Count, in the entries, the lines with "colors". Answer with the number only.

>> Start Material supplied

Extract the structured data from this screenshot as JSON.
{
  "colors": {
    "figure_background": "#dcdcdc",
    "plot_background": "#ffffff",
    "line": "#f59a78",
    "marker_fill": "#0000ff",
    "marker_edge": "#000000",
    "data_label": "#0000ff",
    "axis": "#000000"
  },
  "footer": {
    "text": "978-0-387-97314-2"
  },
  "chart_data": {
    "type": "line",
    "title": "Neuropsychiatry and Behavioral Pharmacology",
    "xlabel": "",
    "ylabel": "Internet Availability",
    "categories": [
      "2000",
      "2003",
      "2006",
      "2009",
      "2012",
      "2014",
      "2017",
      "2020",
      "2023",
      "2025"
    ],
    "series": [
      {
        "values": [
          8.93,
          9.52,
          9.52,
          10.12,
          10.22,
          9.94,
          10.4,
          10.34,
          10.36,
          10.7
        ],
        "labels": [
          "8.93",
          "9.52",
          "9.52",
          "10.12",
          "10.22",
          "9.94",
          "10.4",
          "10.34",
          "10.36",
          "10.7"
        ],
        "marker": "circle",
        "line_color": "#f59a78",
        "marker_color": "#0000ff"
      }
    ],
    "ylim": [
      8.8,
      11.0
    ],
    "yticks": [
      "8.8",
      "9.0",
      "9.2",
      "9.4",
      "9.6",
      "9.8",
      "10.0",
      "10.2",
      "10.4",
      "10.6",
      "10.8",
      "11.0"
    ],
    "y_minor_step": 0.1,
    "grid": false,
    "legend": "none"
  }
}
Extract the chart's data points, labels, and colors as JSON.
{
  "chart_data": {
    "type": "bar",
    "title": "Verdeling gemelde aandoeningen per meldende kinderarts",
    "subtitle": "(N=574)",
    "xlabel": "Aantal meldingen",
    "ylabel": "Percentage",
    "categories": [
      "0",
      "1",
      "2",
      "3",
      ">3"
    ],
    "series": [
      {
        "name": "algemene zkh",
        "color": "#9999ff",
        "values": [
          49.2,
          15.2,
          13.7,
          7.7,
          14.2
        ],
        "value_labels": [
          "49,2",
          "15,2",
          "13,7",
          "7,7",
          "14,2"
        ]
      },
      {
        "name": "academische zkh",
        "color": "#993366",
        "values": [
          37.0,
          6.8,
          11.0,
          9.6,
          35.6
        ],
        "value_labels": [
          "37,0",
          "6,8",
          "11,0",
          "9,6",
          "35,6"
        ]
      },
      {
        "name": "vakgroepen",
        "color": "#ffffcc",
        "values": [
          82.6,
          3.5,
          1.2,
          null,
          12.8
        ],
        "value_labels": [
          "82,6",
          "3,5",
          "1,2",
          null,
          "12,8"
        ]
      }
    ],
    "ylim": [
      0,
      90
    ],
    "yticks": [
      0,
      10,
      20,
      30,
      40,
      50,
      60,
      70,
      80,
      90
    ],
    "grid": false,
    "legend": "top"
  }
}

>> End Material supplied

Solution to the problem ▸ 2